GOAL.
Print the records below exactly as they appear.

INFORMATION SUPPLIED.
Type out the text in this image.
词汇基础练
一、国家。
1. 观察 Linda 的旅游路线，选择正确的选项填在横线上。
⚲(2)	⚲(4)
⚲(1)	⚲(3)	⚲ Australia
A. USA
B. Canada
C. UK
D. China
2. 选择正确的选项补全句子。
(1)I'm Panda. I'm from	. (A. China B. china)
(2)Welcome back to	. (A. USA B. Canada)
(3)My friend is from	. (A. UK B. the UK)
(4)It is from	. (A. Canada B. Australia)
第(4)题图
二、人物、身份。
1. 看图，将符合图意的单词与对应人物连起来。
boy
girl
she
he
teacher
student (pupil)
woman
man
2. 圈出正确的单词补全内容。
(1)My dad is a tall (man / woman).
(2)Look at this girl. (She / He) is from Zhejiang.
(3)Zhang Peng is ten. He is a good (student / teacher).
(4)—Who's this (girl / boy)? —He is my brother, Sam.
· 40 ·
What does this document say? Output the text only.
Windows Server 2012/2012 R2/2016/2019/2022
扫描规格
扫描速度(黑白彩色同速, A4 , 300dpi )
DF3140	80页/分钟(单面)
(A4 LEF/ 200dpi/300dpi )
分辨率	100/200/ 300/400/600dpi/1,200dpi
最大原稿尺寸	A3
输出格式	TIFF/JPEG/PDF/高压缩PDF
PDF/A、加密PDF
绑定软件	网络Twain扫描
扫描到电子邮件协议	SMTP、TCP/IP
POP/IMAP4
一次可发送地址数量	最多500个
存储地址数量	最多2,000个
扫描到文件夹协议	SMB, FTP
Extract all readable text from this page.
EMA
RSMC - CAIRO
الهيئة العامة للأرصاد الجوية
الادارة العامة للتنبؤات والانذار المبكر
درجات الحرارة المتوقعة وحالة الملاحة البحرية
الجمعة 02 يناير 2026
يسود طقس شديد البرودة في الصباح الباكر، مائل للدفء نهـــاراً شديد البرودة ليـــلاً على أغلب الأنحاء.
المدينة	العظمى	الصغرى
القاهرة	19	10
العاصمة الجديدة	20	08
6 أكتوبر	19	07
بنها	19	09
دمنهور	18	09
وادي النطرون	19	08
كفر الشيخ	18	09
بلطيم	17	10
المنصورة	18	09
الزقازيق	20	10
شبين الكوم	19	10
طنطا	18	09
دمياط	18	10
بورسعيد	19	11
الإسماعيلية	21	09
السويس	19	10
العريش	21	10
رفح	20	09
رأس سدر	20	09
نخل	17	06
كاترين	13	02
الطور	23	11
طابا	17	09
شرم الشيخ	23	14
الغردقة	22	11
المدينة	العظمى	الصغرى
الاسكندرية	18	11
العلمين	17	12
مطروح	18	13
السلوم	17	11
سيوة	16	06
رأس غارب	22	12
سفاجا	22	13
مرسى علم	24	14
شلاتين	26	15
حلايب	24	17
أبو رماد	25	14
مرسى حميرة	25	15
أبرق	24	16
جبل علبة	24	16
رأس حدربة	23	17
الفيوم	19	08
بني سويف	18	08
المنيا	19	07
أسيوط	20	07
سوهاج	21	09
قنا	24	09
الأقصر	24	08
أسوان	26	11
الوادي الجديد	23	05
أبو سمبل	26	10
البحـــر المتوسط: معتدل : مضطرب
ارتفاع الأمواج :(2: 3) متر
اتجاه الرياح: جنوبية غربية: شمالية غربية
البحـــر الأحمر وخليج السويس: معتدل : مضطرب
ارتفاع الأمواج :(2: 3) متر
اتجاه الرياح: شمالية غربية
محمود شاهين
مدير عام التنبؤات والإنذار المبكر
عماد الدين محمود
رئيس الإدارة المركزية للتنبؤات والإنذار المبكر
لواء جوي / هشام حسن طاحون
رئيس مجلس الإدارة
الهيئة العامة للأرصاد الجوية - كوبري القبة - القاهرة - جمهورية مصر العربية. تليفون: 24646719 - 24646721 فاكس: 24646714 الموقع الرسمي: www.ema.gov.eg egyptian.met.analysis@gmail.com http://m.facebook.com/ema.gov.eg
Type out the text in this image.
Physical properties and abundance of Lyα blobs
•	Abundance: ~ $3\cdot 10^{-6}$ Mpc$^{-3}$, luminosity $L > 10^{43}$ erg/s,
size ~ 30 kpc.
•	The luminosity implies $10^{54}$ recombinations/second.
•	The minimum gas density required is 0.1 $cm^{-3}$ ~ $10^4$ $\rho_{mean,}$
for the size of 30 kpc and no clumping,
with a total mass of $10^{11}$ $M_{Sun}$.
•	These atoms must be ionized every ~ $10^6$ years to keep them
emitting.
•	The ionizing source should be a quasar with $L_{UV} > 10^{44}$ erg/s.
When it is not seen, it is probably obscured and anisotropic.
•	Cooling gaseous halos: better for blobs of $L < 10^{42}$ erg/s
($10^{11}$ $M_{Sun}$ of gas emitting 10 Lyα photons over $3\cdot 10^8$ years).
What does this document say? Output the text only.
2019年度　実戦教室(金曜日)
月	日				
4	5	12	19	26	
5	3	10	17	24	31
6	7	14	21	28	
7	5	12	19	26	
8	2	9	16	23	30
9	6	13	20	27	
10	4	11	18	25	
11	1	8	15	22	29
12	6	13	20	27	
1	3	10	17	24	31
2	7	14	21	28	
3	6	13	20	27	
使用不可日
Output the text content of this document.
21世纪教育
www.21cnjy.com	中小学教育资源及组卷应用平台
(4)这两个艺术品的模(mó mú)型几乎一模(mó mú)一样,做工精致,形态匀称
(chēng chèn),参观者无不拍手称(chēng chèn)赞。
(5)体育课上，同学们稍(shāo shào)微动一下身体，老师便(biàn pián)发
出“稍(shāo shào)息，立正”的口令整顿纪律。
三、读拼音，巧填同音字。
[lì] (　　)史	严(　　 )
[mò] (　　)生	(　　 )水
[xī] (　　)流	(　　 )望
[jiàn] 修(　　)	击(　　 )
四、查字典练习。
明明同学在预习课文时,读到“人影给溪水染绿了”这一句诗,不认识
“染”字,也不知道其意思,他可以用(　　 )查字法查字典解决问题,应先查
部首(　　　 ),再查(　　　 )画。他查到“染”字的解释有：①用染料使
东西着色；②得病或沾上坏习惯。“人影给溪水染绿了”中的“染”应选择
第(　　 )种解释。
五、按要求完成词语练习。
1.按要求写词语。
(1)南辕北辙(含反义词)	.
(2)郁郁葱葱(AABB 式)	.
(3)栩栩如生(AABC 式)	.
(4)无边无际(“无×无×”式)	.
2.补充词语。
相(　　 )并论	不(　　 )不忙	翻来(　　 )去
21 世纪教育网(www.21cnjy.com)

RESULT.
Type out the text in this image.
词汇基础练
一、国家。
1. 观察 Linda 的旅游路线，选择正确的选项填在横线上。
⚲(2)	⚲(4)
⚲(1)	⚲(3)	⚲ Australia
A. USA
B. Canada
C. UK
D. China
2. 选择正确的选项补全句子。
(1)I'm Panda. I'm from	. (A. China B. china)
(2)Welcome back to	. (A. USA B. Canada)
(3)My friend is from	. (A. UK B. the UK)
(4)It is from	. (A. Canada B. Australia)
第(4)题图
二、人物、身份。
1. 看图，将符合图意的单词与对应人物连起来。
boy
girl
she
he
teacher
student (pupil)
woman
man
2. 圈出正确的单词补全内容。
(1)My dad is a tall (man / woman).
(2)Look at this girl. (She / He) is from Zhejiang.
(3)Zhang Peng is ten. He is a good (student / teacher).
(4)—Who's this (girl / boy)? —He is my brother, Sam.
· 40 ·
What does this document say? Output the text only.
Windows Server 2012/2012 R2/2016/2019/2022
扫描规格
扫描速度(黑白彩色同速, A4 , 300dpi )
DF3140	80页/分钟(单面)
(A4 LEF/ 200dpi/300dpi )
分辨率	100/200/ 300/400/600dpi/1,200dpi
最大原稿尺寸	A3
输出格式	TIFF/JPEG/PDF/高压缩PDF
PDF/A、加密PDF
绑定软件	网络Twain扫描
扫描到电子邮件协议	SMTP、TCP/IP
POP/IMAP4
一次可发送地址数量	最多500个
存储地址数量	最多2,000个
扫描到文件夹协议	SMB, FTP
Extract all readable text from this page.
EMA
RSMC - CAIRO
الهيئة العامة للأرصاد الجوية
الادارة العامة للتنبؤات والانذار المبكر
درجات الحرارة المتوقعة وحالة الملاحة البحرية
الجمعة 02 يناير 2026
يسود طقس شديد البرودة في الصباح الباكر، مائل للدفء نهـــاراً شديد البرودة ليـــلاً على أغلب الأنحاء.
المدينة	العظمى	الصغرى
القاهرة	19	10
العاصمة الجديدة	20	08
6 أكتوبر	19	07
بنها	19	09
دمنهور	18	09
وادي النطرون	19	08
كفر الشيخ	18	09
بلطيم	17	10
المنصورة	18	09
الزقازيق	20	10
شبين الكوم	19	10
طنطا	18	09
دمياط	18	10
بورسعيد	19	11
الإسماعيلية	21	09
السويس	19	10
العريش	21	10
رفح	20	09
رأس سدر	20	09
نخل	17	06
كاترين	13	02
الطور	23	11
طابا	17	09
شرم الشيخ	23	14
الغردقة	22	11
المدينة	العظمى	الصغرى
الاسكندرية	18	11
العلمين	17	12
مطروح	18	13
السلوم	17	11
سيوة	16	06
رأس غارب	22	12
سفاجا	22	13
مرسى علم	24	14
شلاتين	26	15
حلايب	24	17
أبو رماد	25	14
مرسى حميرة	25	15
أبرق	24	16
جبل علبة	24	16
رأس حدربة	23	17
الفيوم	19	08
بني سويف	18	08
المنيا	19	07
أسيوط	20	07
سوهاج	21	09
قنا	24	09
الأقصر	24	08
أسوان	26	11
الوادي الجديد	23	05
أبو سمبل	26	10
البحـــر المتوسط: معتدل : مضطرب
ارتفاع الأمواج :(2: 3) متر
اتجاه الرياح: جنوبية غربية: شمالية غربية
البحـــر الأحمر وخليج السويس: معتدل : مضطرب
ارتفاع الأمواج :(2: 3) متر
اتجاه الرياح: شمالية غربية
محمود شاهين
مدير عام التنبؤات والإنذار المبكر
عماد الدين محمود
رئيس الإدارة المركزية للتنبؤات والإنذار المبكر
لواء جوي / هشام حسن طاحون
رئيس مجلس الإدارة
الهيئة العامة للأرصاد الجوية - كوبري القبة - القاهرة - جمهورية مصر العربية. تليفون: 24646719 - 24646721 فاكس: 24646714 الموقع الرسمي: www.ema.gov.eg egyptian.met.analysis@gmail.com http://m.facebook.com/ema.gov.eg
Type out the text in this image.
Physical properties and abundance of Lyα blobs
•	Abundance: ~ $3\cdot 10^{-6}$ Mpc$^{-3}$, luminosity $L > 10^{43}$ erg/s,
size ~ 30 kpc.
•	The luminosity implies $10^{54}$ recombinations/second.
•	The minimum gas density required is 0.1 $cm^{-3}$ ~ $10^4$ $\rho_{mean,}$
for the size of 30 kpc and no clumping,
with a total mass of $10^{11}$ $M_{Sun}$.
•	These atoms must be ionized every ~ $10^6$ years to keep them
emitting.
•	The ionizing source should be a quasar with $L_{UV} > 10^{44}$ erg/s.
When it is not seen, it is probably obscured and anisotropic.
•	Cooling gaseous halos: better for blobs of $L < 10^{42}$ erg/s
($10^{11}$ $M_{Sun}$ of gas emitting 10 Lyα photons over $3\cdot 10^8$ years).
What does this document say? Output the text only.
2019年度　実戦教室(金曜日)
月	日				
4	5	12	19	26	
5	3	10	17	24	31
6	7	14	21	28	
7	5	12	19	26	
8	2	9	16	23	30
9	6	13	20	27	
10	4	11	18	25	
11	1	8	15	22	29
12	6	13	20	27	
1	3	10	17	24	31
2	7	14	21	28	
3	6	13	20	27	
使用不可日
Output the text content of this document.
21世纪教育
www.21cnjy.com	中小学教育资源及组卷应用平台
(4)这两个艺术品的模(mó mú)型几乎一模(mó mú)一样,做工精致,形态匀称
(chēng chèn),参观者无不拍手称(chēng chèn)赞。
(5)体育课上，同学们稍(shāo shào)微动一下身体，老师便(biàn pián)发
出“稍(shāo shào)息，立正”的口令整顿纪律。
三、读拼音，巧填同音字。
[lì] (　　)史	严(　　 )
[mò] (　　)生	(　　 )水
[xī] (　　)流	(　　 )望
[jiàn] 修(　　)	击(　　 )
四、查字典练习。
明明同学在预习课文时,读到“人影给溪水染绿了”这一句诗,不认识
“染”字,也不知道其意思,他可以用(　　 )查字法查字典解决问题,应先查
部首(　　　 ),再查(　　　 )画。他查到“染”字的解释有：①用染料使
东西着色；②得病或沾上坏习惯。“人影给溪水染绿了”中的“染”应选择
第(　　 )种解释。
五、按要求完成词语练习。
1.按要求写词语。
(1)南辕北辙(含反义词)	.
(2)郁郁葱葱(AABB 式)	.
(3)栩栩如生(AABC 式)	.
(4)无边无际(“无×无×”式)	.
2.补充词语。
相(　　 )并论	不(　　 )不忙	翻来(　　 )去
21 世纪教育网(www.21cnjy.com)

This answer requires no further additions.